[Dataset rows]
━━━━━━━━

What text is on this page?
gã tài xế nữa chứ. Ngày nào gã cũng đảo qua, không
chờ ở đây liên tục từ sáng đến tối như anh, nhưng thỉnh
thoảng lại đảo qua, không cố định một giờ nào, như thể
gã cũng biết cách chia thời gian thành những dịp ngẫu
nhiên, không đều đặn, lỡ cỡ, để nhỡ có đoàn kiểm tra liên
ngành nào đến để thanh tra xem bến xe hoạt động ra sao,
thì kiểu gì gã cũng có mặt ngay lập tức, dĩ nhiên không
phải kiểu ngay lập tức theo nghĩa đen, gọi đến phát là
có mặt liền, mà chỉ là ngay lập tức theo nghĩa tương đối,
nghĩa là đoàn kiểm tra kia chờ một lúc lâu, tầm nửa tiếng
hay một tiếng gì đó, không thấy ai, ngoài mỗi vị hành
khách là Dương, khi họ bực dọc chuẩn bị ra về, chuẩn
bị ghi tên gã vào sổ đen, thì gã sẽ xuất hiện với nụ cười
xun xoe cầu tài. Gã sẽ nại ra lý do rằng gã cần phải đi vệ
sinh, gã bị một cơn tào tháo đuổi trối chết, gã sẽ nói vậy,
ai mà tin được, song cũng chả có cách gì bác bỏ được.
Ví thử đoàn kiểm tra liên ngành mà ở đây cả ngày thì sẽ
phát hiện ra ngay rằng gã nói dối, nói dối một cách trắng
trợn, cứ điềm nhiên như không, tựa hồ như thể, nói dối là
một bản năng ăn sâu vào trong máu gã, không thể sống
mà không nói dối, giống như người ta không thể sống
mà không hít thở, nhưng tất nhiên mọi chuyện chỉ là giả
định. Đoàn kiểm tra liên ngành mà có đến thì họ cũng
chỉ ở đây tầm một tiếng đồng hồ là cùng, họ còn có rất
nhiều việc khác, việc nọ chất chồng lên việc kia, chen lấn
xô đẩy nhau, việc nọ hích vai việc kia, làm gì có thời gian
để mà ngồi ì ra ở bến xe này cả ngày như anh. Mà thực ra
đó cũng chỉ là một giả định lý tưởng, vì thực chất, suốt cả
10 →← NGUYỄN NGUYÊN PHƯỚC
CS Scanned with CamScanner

━━━━━━━━

_Problem to work on_
Each record should come back exactly as written.

_Response_
What text is on this page?
gã tài xế nữa chứ. Ngày nào gã cũng đảo qua, không
chờ ở đây liên tục từ sáng đến tối như anh, nhưng thỉnh
thoảng lại đảo qua, không cố định một giờ nào, như thể
gã cũng biết cách chia thời gian thành những dịp ngẫu
nhiên, không đều đặn, lỡ cỡ, để nhỡ có đoàn kiểm tra liên
ngành nào đến để thanh tra xem bến xe hoạt động ra sao,
thì kiểu gì gã cũng có mặt ngay lập tức, dĩ nhiên không
phải kiểu ngay lập tức theo nghĩa đen, gọi đến phát là
có mặt liền, mà chỉ là ngay lập tức theo nghĩa tương đối,
nghĩa là đoàn kiểm tra kia chờ một lúc lâu, tầm nửa tiếng
hay một tiếng gì đó, không thấy ai, ngoài mỗi vị hành
khách là Dương, khi họ bực dọc chuẩn bị ra về, chuẩn
bị ghi tên gã vào sổ đen, thì gã sẽ xuất hiện với nụ cười
xun xoe cầu tài. Gã sẽ nại ra lý do rằng gã cần phải đi vệ
sinh, gã bị một cơn tào tháo đuổi trối chết, gã sẽ nói vậy,
ai mà tin được, song cũng chả có cách gì bác bỏ được.
Ví thử đoàn kiểm tra liên ngành mà ở đây cả ngày thì sẽ
phát hiện ra ngay rằng gã nói dối, nói dối một cách trắng
trợn, cứ điềm nhiên như không, tựa hồ như thể, nói dối là
một bản năng ăn sâu vào trong máu gã, không thể sống
mà không nói dối, giống như người ta không thể sống
mà không hít thở, nhưng tất nhiên mọi chuyện chỉ là giả
định. Đoàn kiểm tra liên ngành mà có đến thì họ cũng
chỉ ở đây tầm một tiếng đồng hồ là cùng, họ còn có rất
nhiều việc khác, việc nọ chất chồng lên việc kia, chen lấn
xô đẩy nhau, việc nọ hích vai việc kia, làm gì có thời gian
để mà ngồi ì ra ở bến xe này cả ngày như anh. Mà thực ra
đó cũng chỉ là một giả định lý tưởng, vì thực chất, suốt cả
10 →← NGUYỄN NGUYÊN PHƯỚC
CS Scanned with CamScanner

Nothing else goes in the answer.